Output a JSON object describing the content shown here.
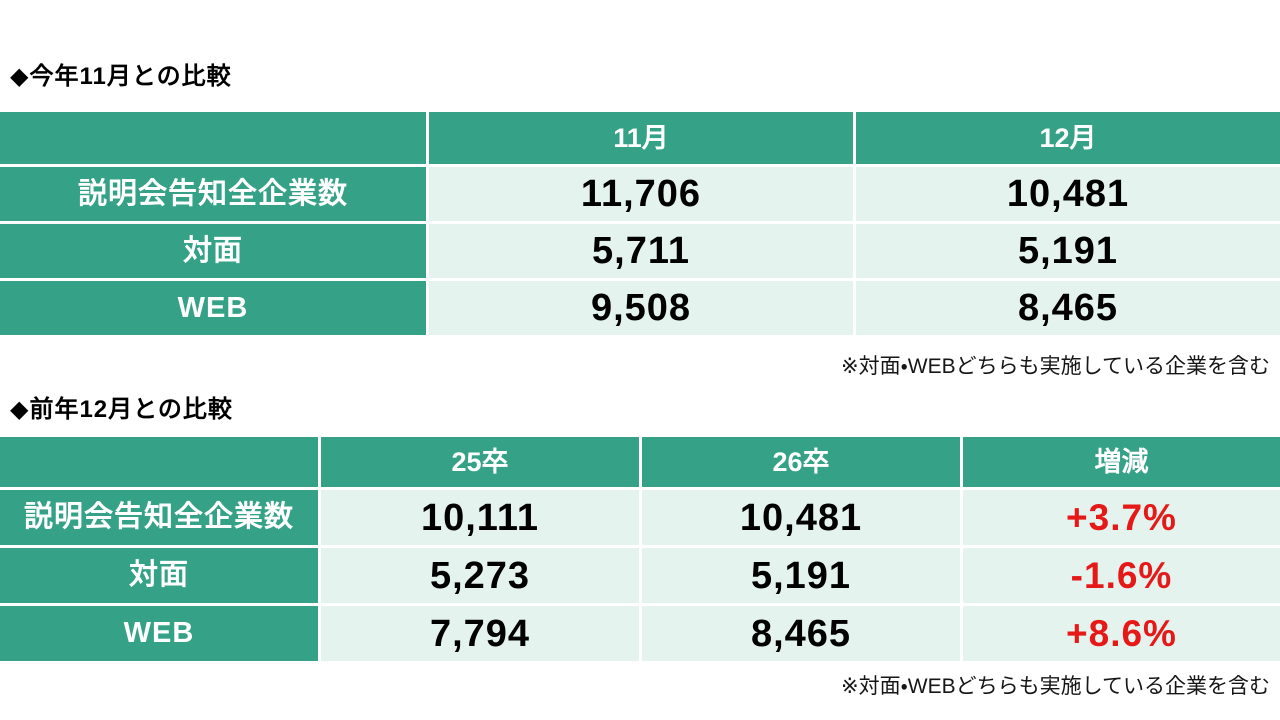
{
  "colors": {
    "header_teal": "#35a287",
    "cell_mint": "#e4f3ee",
    "delta_red": "#e61919",
    "page_bg": "#ffffff"
  },
  "chart_data": [
    {
      "type": "table",
      "title": "◆今年11月との比較",
      "columns": [
        "",
        "11月",
        "12月"
      ],
      "rows": [
        [
          "説明会告知全企業数",
          "11,706",
          "10,481"
        ],
        [
          "対面",
          "5,711",
          "5,191"
        ],
        [
          "WEB",
          "9,508",
          "8,465"
        ]
      ],
      "numeric_values": {
        "11月": [
          11706,
          5711,
          9508
        ],
        "12月": [
          10481,
          5191,
          8465
        ]
      },
      "note": "※対面・WEBどちらも実施している企業を含む"
    },
    {
      "type": "table",
      "title": "◆前年12月との比較",
      "columns": [
        "",
        "25卒",
        "26卒",
        "増減"
      ],
      "rows": [
        [
          "説明会告知全企業数",
          "10,111",
          "10,481",
          "+3.7%"
        ],
        [
          "対面",
          "5,273",
          "5,191",
          "-1.6%"
        ],
        [
          "WEB",
          "7,794",
          "8,465",
          "+8.6%"
        ]
      ],
      "numeric_values": {
        "25卒": [
          10111,
          5273,
          7794
        ],
        "26卒": [
          10481,
          5191,
          8465
        ],
        "増減_pct": [
          3.7,
          -1.6,
          8.6
        ]
      },
      "note": "※対面・WEBどちらも実施している企業を含む"
    }
  ]
}
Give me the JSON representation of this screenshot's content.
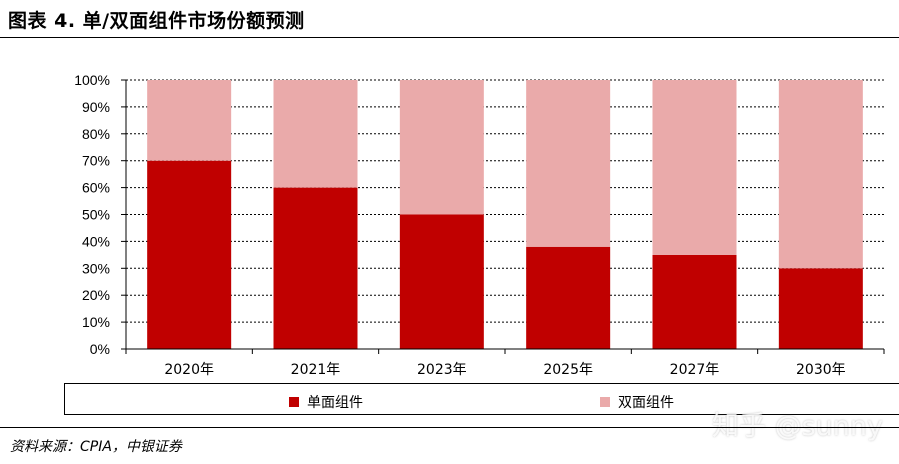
{
  "title": "图表 4. 单/双面组件市场份额预测",
  "source": "资料来源：CPIA，中银证券",
  "watermark": "知乎 @sunny",
  "colors": {
    "single": "#c00000",
    "double": "#eaaaaa",
    "grid": "#000000"
  },
  "chart_data": {
    "type": "bar",
    "stacked": true,
    "categories": [
      "2020年",
      "2021年",
      "2023年",
      "2025年",
      "2027年",
      "2030年"
    ],
    "series": [
      {
        "name": "单面组件",
        "values": [
          70,
          60,
          50,
          38,
          35,
          30
        ]
      },
      {
        "name": "双面组件",
        "values": [
          30,
          40,
          50,
          62,
          65,
          70
        ]
      }
    ],
    "ylim": [
      0,
      100
    ],
    "yticks": [
      "0%",
      "10%",
      "20%",
      "30%",
      "40%",
      "50%",
      "60%",
      "70%",
      "80%",
      "90%",
      "100%"
    ],
    "grid": true,
    "legend": "bottom"
  }
}
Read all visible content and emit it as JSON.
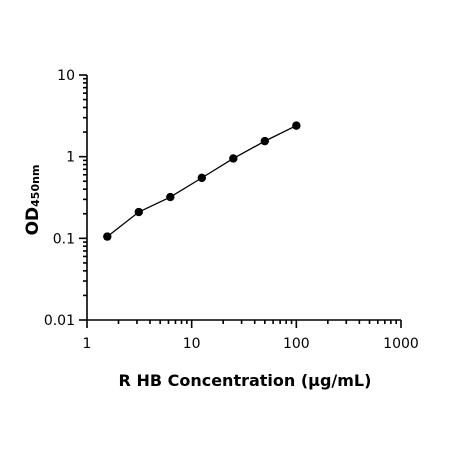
--
Leave out the pictures and retype every line above exactly.

● SOLUTION FOR THIS EXERCISE
Output a JSON object describing the content shown here.
{
  "colors": {
    "header_teal": "#35a287",
    "cell_mint": "#e4f3ee",
    "delta_red": "#e61919",
    "page_bg": "#ffffff"
  },
  "chart_data": [
    {
      "type": "table",
      "title": "◆今年11月との比較",
      "columns": [
        "",
        "11月",
        "12月"
      ],
      "rows": [
        [
          "説明会告知全企業数",
          "11,706",
          "10,481"
        ],
        [
          "対面",
          "5,711",
          "5,191"
        ],
        [
          "WEB",
          "9,508",
          "8,465"
        ]
      ],
      "numeric_values": {
        "11月": [
          11706,
          5711,
          9508
        ],
        "12月": [
          10481,
          5191,
          8465
        ]
      },
      "note": "※対面・WEBどちらも実施している企業を含む"
    },
    {
      "type": "table",
      "title": "◆前年12月との比較",
      "columns": [
        "",
        "25卒",
        "26卒",
        "増減"
      ],
      "rows": [
        [
          "説明会告知全企業数",
          "10,111",
          "10,481",
          "+3.7%"
        ],
        [
          "対面",
          "5,273",
          "5,191",
          "-1.6%"
        ],
        [
          "WEB",
          "7,794",
          "8,465",
          "+8.6%"
        ]
      ],
      "numeric_values": {
        "25卒": [
          10111,
          5273,
          7794
        ],
        "26卒": [
          10481,
          5191,
          8465
        ],
        "増減_pct": [
          3.7,
          -1.6,
          8.6
        ]
      },
      "note": "※対面・WEBどちらも実施している企業を含む"
    }
  ]
}
Give me the JSON representation of this screenshot's content.
{
  "title": "图表 4. 单/双面组件市场份额预测",
  "source": "资料来源：CPIA，中银证券",
  "watermark": "知乎 @sunny",
  "colors": {
    "single": "#c00000",
    "double": "#eaaaaa",
    "grid": "#000000"
  },
  "chart_data": {
    "type": "bar",
    "stacked": true,
    "categories": [
      "2020年",
      "2021年",
      "2023年",
      "2025年",
      "2027年",
      "2030年"
    ],
    "series": [
      {
        "name": "单面组件",
        "values": [
          70,
          60,
          50,
          38,
          35,
          30
        ]
      },
      {
        "name": "双面组件",
        "values": [
          30,
          40,
          50,
          62,
          65,
          70
        ]
      }
    ],
    "ylim": [
      0,
      100
    ],
    "yticks": [
      "0%",
      "10%",
      "20%",
      "30%",
      "40%",
      "50%",
      "60%",
      "70%",
      "80%",
      "90%",
      "100%"
    ],
    "grid": true,
    "legend": "bottom"
  }
}
Read all visible content and emit it as JSON.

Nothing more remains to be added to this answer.